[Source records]
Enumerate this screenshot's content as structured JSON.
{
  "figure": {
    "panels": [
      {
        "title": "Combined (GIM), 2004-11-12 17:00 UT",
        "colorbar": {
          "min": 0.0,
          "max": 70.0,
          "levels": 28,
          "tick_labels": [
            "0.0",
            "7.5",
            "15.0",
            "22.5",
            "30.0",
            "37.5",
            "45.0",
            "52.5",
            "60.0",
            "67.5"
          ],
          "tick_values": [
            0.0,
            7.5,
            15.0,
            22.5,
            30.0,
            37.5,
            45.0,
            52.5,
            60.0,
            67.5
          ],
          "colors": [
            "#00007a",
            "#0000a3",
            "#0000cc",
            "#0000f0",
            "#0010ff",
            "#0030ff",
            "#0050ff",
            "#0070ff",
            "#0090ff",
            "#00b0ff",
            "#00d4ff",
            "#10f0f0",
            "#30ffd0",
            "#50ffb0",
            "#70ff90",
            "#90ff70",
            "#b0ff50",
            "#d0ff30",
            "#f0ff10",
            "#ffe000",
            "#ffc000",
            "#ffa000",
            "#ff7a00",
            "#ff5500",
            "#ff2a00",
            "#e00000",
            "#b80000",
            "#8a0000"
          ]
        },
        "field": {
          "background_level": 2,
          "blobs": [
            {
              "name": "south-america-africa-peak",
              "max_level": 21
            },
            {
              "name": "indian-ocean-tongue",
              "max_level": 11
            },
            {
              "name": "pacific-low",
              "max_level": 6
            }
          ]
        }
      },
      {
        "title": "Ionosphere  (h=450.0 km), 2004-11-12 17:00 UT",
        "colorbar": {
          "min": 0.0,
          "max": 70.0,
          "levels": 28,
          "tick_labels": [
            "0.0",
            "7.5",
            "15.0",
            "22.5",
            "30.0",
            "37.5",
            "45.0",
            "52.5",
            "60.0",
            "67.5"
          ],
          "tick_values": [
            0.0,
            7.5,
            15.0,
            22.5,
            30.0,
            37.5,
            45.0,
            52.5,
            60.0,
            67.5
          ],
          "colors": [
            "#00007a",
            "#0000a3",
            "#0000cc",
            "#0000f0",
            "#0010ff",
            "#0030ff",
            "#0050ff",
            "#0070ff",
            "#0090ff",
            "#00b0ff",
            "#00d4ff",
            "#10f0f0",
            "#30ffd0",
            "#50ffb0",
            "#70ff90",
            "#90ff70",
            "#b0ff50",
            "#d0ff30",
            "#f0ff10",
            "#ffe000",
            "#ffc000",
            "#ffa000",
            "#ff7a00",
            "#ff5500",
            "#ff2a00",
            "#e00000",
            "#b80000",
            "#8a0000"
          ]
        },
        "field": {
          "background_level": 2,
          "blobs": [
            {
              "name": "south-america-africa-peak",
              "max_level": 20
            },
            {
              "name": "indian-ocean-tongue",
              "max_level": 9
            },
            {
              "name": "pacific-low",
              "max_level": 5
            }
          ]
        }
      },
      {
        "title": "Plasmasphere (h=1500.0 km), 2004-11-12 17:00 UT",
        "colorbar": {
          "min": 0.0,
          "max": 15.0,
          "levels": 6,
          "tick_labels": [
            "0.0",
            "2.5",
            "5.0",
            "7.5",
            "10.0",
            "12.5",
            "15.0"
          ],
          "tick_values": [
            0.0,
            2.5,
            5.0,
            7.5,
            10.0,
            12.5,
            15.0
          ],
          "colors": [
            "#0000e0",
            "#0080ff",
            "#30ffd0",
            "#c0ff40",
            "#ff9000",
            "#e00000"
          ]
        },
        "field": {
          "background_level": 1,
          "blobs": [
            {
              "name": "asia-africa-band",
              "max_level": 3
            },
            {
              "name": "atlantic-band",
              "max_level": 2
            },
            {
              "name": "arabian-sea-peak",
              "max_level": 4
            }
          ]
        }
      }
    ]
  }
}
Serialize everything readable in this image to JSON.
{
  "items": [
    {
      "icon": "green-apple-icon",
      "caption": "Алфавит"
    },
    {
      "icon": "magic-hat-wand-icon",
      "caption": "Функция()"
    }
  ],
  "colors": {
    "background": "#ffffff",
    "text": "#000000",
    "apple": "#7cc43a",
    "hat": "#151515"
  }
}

- _Work instructions_
For this exercise, please retype exactly the lines in the listing from the line with "Serialize everything readable" through its last line, both ends included.

- _Output for this task_
Serialize everything readable in this image to JSON.
{
  "items": [
    {
      "icon": "green-apple-icon",
      "caption": "Алфавит"
    },
    {
      "icon": "magic-hat-wand-icon",
      "caption": "Функция()"
    }
  ],
  "colors": {
    "background": "#ffffff",
    "text": "#000000",
    "apple": "#7cc43a",
    "hat": "#151515"
  }
}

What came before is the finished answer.